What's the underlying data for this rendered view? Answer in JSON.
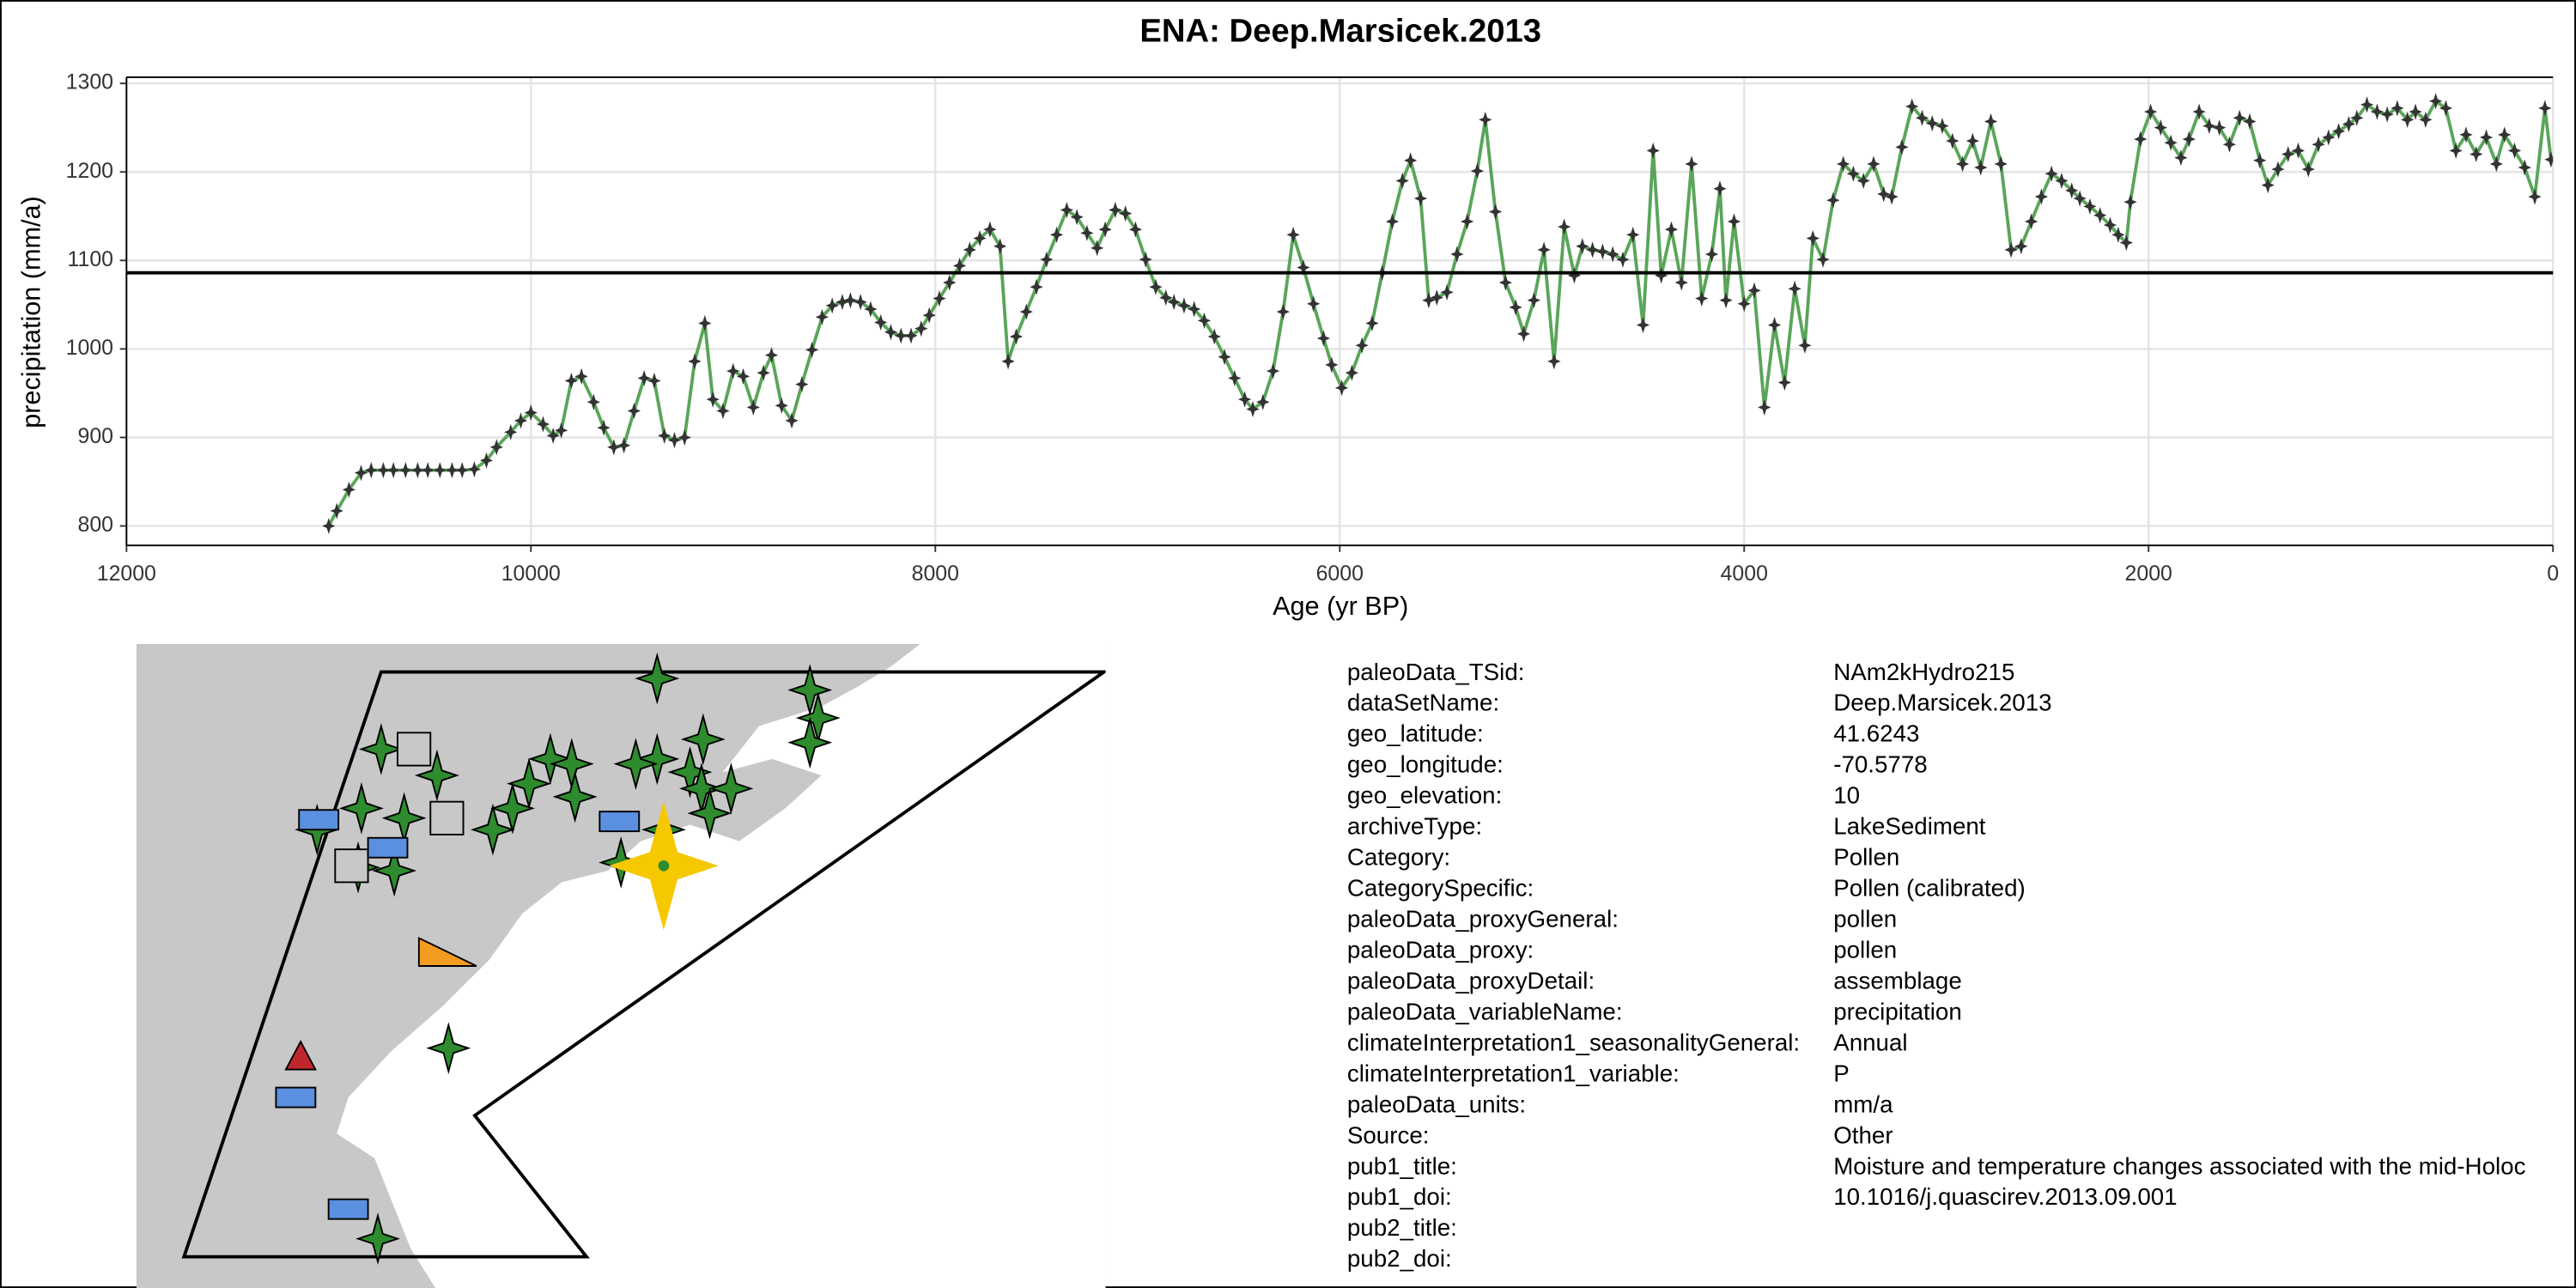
{
  "chart_data": {
    "type": "line",
    "title": "ENA: Deep.Marsicek.2013",
    "xlabel": "Age (yr BP)",
    "ylabel": "precipitation (mm/a)",
    "xlim": [
      12000,
      0
    ],
    "xticks": [
      12000,
      10000,
      8000,
      6000,
      4000,
      2000,
      0
    ],
    "ylim": [
      778,
      1307
    ],
    "yticks": [
      800,
      900,
      1000,
      1100,
      1200,
      1300
    ],
    "grid": true,
    "hline": 1086,
    "x": [
      11000,
      10960,
      10900,
      10840,
      10790,
      10730,
      10680,
      10620,
      10560,
      10510,
      10450,
      10390,
      10340,
      10280,
      10220,
      10170,
      10100,
      10050,
      10000,
      9940,
      9890,
      9850,
      9800,
      9750,
      9690,
      9640,
      9590,
      9540,
      9490,
      9440,
      9390,
      9340,
      9290,
      9240,
      9190,
      9140,
      9100,
      9050,
      9000,
      8950,
      8900,
      8850,
      8810,
      8760,
      8710,
      8660,
      8610,
      8560,
      8510,
      8460,
      8420,
      8370,
      8320,
      8270,
      8220,
      8170,
      8120,
      8070,
      8030,
      7980,
      7930,
      7880,
      7830,
      7780,
      7730,
      7680,
      7640,
      7600,
      7550,
      7500,
      7450,
      7400,
      7350,
      7300,
      7250,
      7200,
      7160,
      7110,
      7060,
      7010,
      6960,
      6910,
      6860,
      6820,
      6770,
      6720,
      6670,
      6620,
      6570,
      6520,
      6470,
      6430,
      6380,
      6330,
      6280,
      6230,
      6180,
      6130,
      6080,
      6040,
      5990,
      5940,
      5890,
      5840,
      5790,
      5740,
      5690,
      5650,
      5600,
      5560,
      5520,
      5470,
      5420,
      5370,
      5320,
      5280,
      5230,
      5180,
      5130,
      5090,
      5040,
      4990,
      4940,
      4890,
      4840,
      4800,
      4750,
      4700,
      4650,
      4600,
      4550,
      4500,
      4450,
      4410,
      4360,
      4310,
      4260,
      4210,
      4160,
      4120,
      4090,
      4050,
      4000,
      3950,
      3900,
      3850,
      3800,
      3750,
      3700,
      3660,
      3610,
      3560,
      3510,
      3460,
      3410,
      3360,
      3310,
      3270,
      3220,
      3170,
      3120,
      3070,
      3020,
      2970,
      2920,
      2870,
      2830,
      2780,
      2730,
      2680,
      2630,
      2580,
      2530,
      2480,
      2430,
      2380,
      2340,
      2290,
      2240,
      2190,
      2150,
      2110,
      2090,
      2040,
      1990,
      1940,
      1890,
      1840,
      1800,
      1750,
      1700,
      1650,
      1600,
      1550,
      1500,
      1450,
      1410,
      1360,
      1310,
      1260,
      1210,
      1160,
      1110,
      1060,
      1010,
      970,
      920,
      870,
      820,
      770,
      720,
      680,
      630,
      580,
      530,
      480,
      430,
      380,
      330,
      280,
      240,
      190,
      140,
      90,
      40,
      10
    ],
    "series": [
      {
        "color": "#5aa55a",
        "marker_color": "#333333",
        "values": [
          800,
          817,
          841,
          860,
          863,
          863,
          863,
          863,
          863,
          863,
          863,
          863,
          863,
          864,
          874,
          889,
          906,
          919,
          928,
          915,
          902,
          908,
          964,
          969,
          940,
          911,
          889,
          891,
          930,
          967,
          964,
          902,
          897,
          900,
          986,
          1029,
          943,
          930,
          975,
          969,
          934,
          973,
          993,
          936,
          919,
          960,
          999,
          1036,
          1049,
          1053,
          1055,
          1053,
          1045,
          1030,
          1019,
          1015,
          1015,
          1023,
          1038,
          1057,
          1075,
          1094,
          1112,
          1125,
          1135,
          1116,
          986,
          1014,
          1042,
          1070,
          1101,
          1129,
          1157,
          1149,
          1131,
          1114,
          1135,
          1157,
          1153,
          1135,
          1101,
          1070,
          1058,
          1053,
          1049,
          1045,
          1032,
          1014,
          991,
          967,
          943,
          932,
          940,
          975,
          1042,
          1129,
          1092,
          1051,
          1012,
          982,
          956,
          973,
          1004,
          1029,
          1086,
          1144,
          1190,
          1213,
          1170,
          1055,
          1058,
          1064,
          1107,
          1144,
          1201,
          1259,
          1155,
          1075,
          1047,
          1017,
          1055,
          1112,
          986,
          1138,
          1083,
          1116,
          1112,
          1110,
          1107,
          1101,
          1129,
          1027,
          1224,
          1083,
          1135,
          1075,
          1209,
          1057,
          1107,
          1181,
          1055,
          1144,
          1051,
          1066,
          934,
          1027,
          962,
          1068,
          1004,
          1125,
          1101,
          1168,
          1209,
          1198,
          1190,
          1209,
          1175,
          1172,
          1228,
          1274,
          1261,
          1255,
          1252,
          1235,
          1209,
          1235,
          1205,
          1257,
          1209,
          1112,
          1116,
          1144,
          1172,
          1198,
          1190,
          1179,
          1170,
          1161,
          1151,
          1140,
          1129,
          1120,
          1166,
          1237,
          1268,
          1250,
          1233,
          1216,
          1237,
          1268,
          1252,
          1250,
          1231,
          1261,
          1257,
          1213,
          1185,
          1203,
          1220,
          1224,
          1203,
          1231,
          1239,
          1246,
          1254,
          1261,
          1276,
          1268,
          1265,
          1272,
          1259,
          1268,
          1259,
          1280,
          1272,
          1224,
          1242,
          1220,
          1239,
          1209,
          1242,
          1224,
          1205,
          1172,
          1272,
          1214
        ]
      }
    ]
  },
  "metadata": {
    "rows": [
      [
        "paleoData_TSid:",
        "NAm2kHydro215"
      ],
      [
        "dataSetName:",
        "Deep.Marsicek.2013"
      ],
      [
        "geo_latitude:",
        "41.6243"
      ],
      [
        "geo_longitude:",
        "-70.5778"
      ],
      [
        "geo_elevation:",
        "10"
      ],
      [
        "archiveType:",
        "LakeSediment"
      ],
      [
        "Category:",
        "Pollen"
      ],
      [
        "CategorySpecific:",
        "Pollen (calibrated)"
      ],
      [
        "paleoData_proxyGeneral:",
        "pollen"
      ],
      [
        "paleoData_proxy:",
        "pollen"
      ],
      [
        "paleoData_proxyDetail:",
        "assemblage"
      ],
      [
        "paleoData_variableName:",
        "precipitation"
      ],
      [
        "climateInterpretation1_seasonalityGeneral:",
        "Annual"
      ],
      [
        "climateInterpretation1_variable:",
        "P"
      ],
      [
        "paleoData_units:",
        "mm/a"
      ],
      [
        "Source:",
        "Other"
      ],
      [
        "pub1_title:",
        "Moisture and temperature changes associated with the mid-Holoc"
      ],
      [
        "pub1_doi:",
        "10.1016/j.quascirev.2013.09.001"
      ],
      [
        "pub2_title:",
        ""
      ],
      [
        "pub2_doi:",
        ""
      ]
    ]
  }
}
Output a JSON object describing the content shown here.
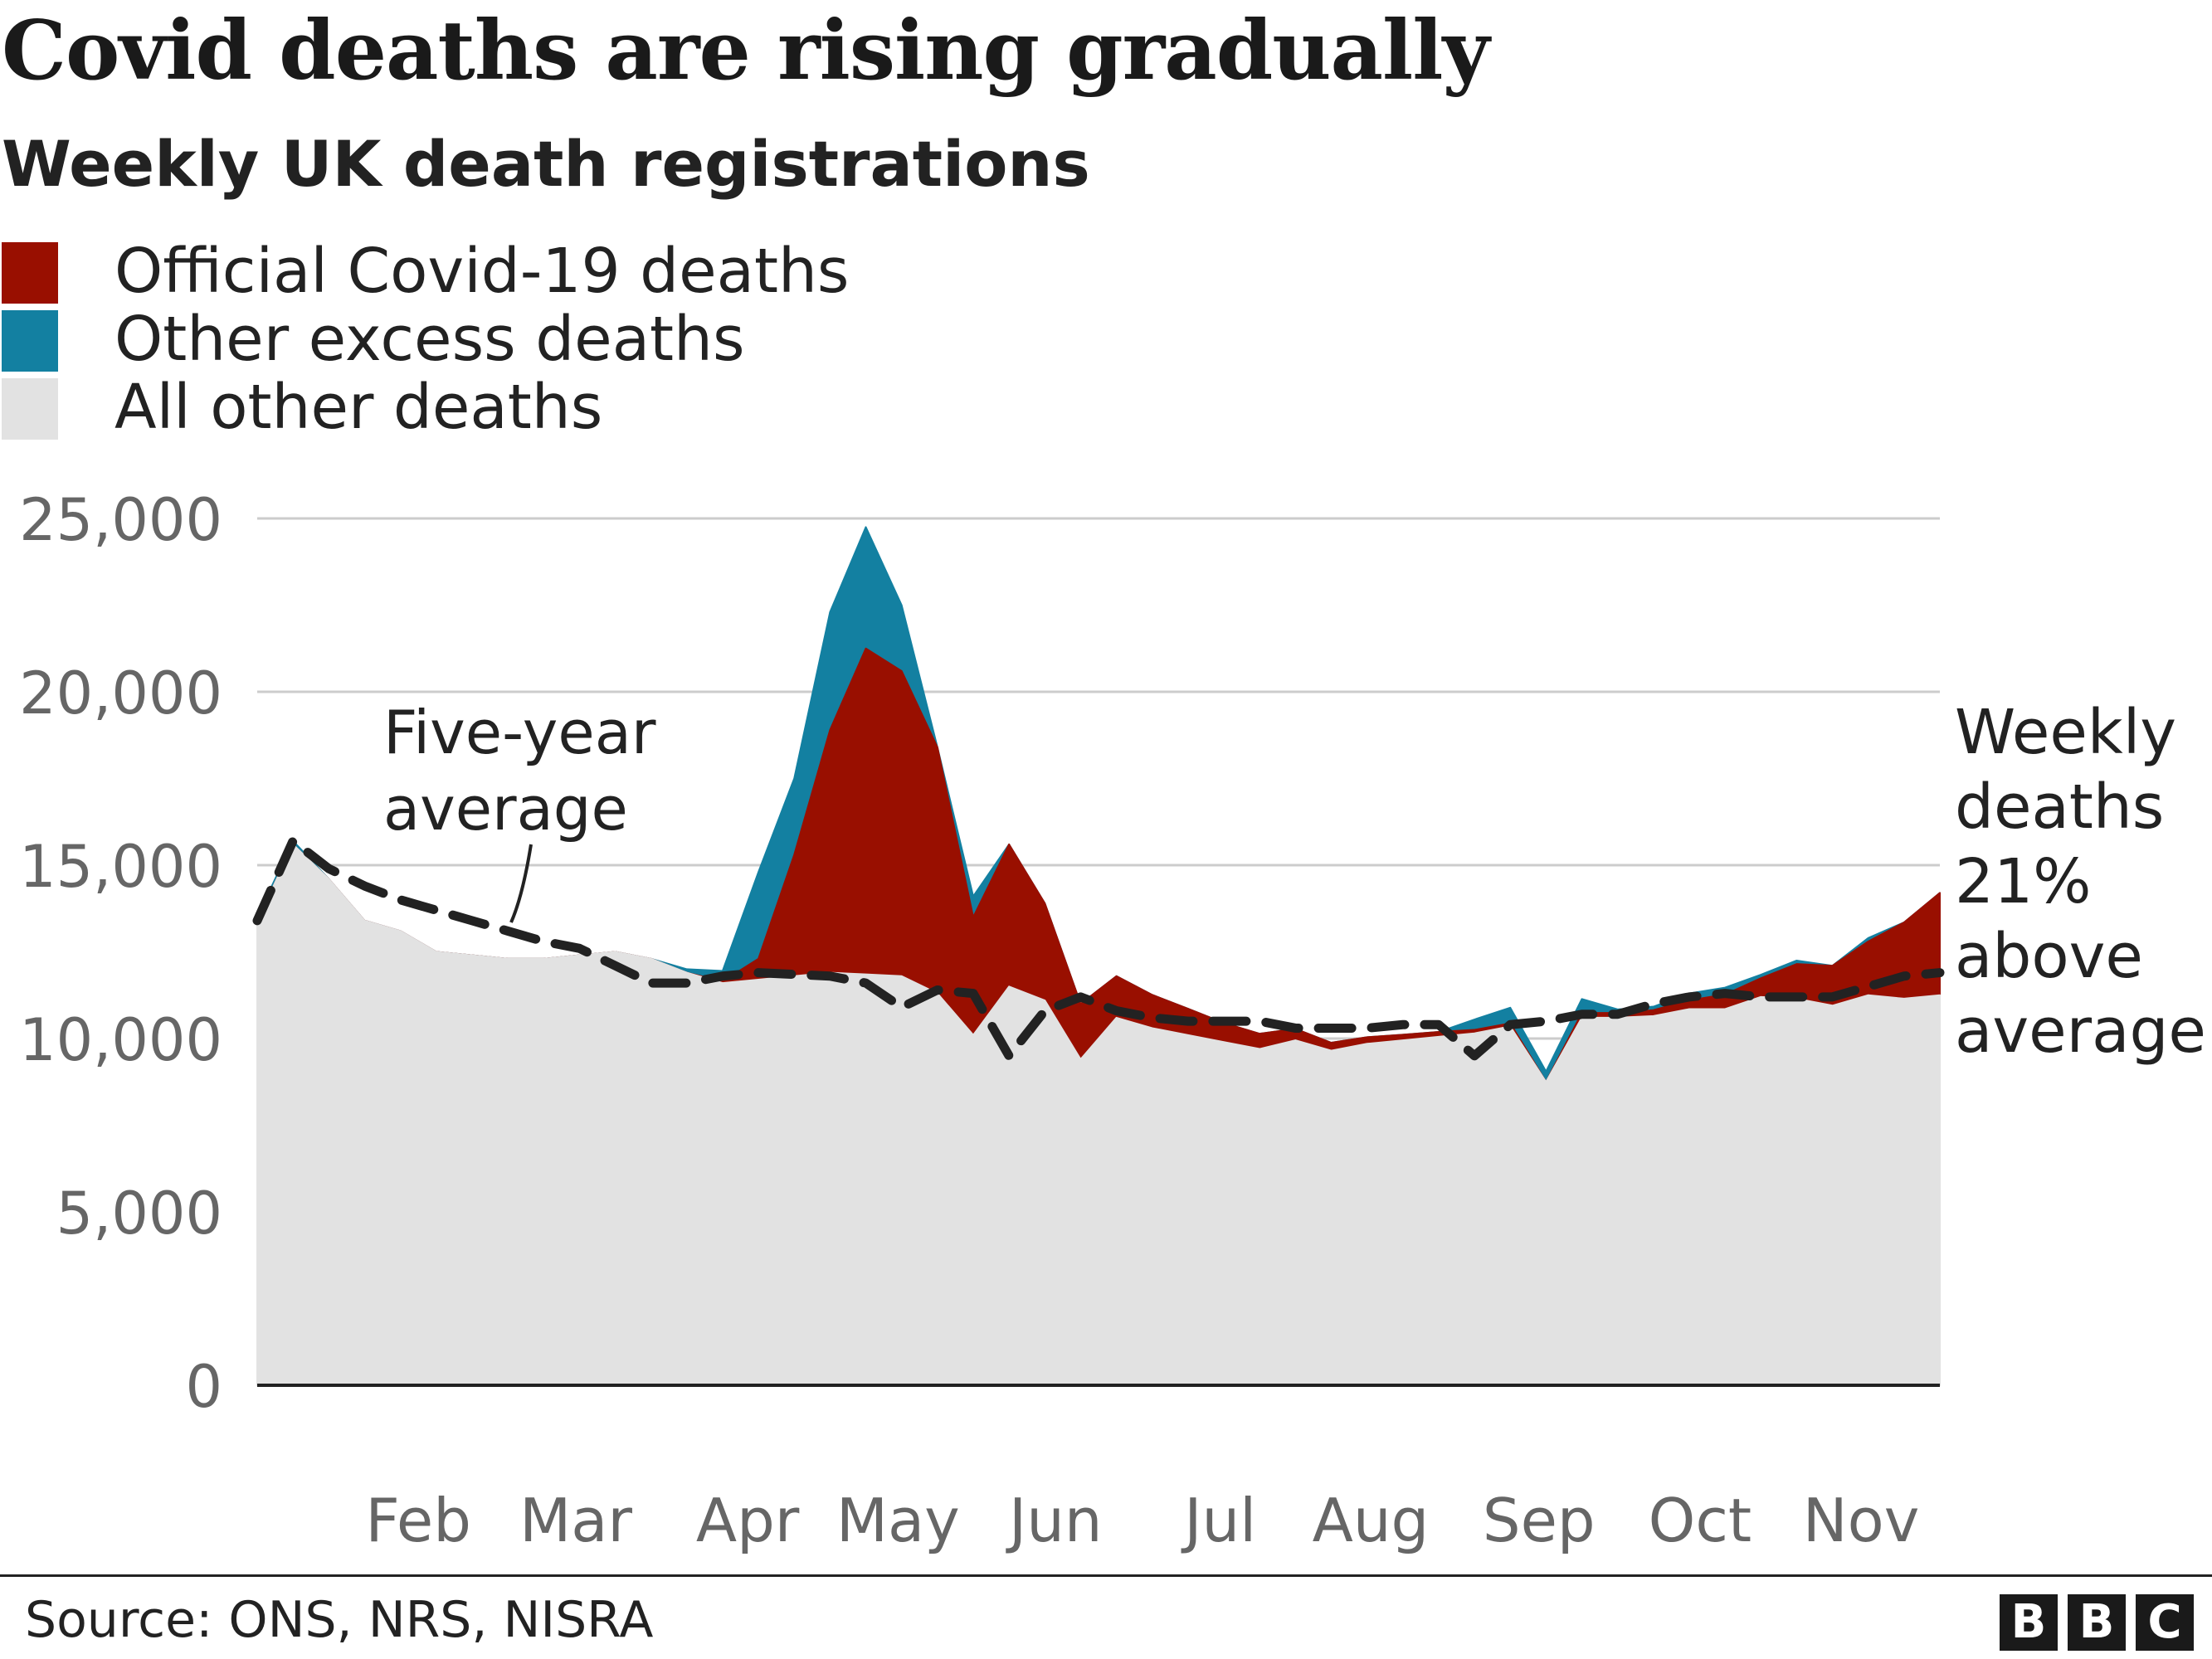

-- -- --

*Short problem*
Find every line holding the word "Marsicek"; give their count and nothing else.

*Solution to this exercise*
2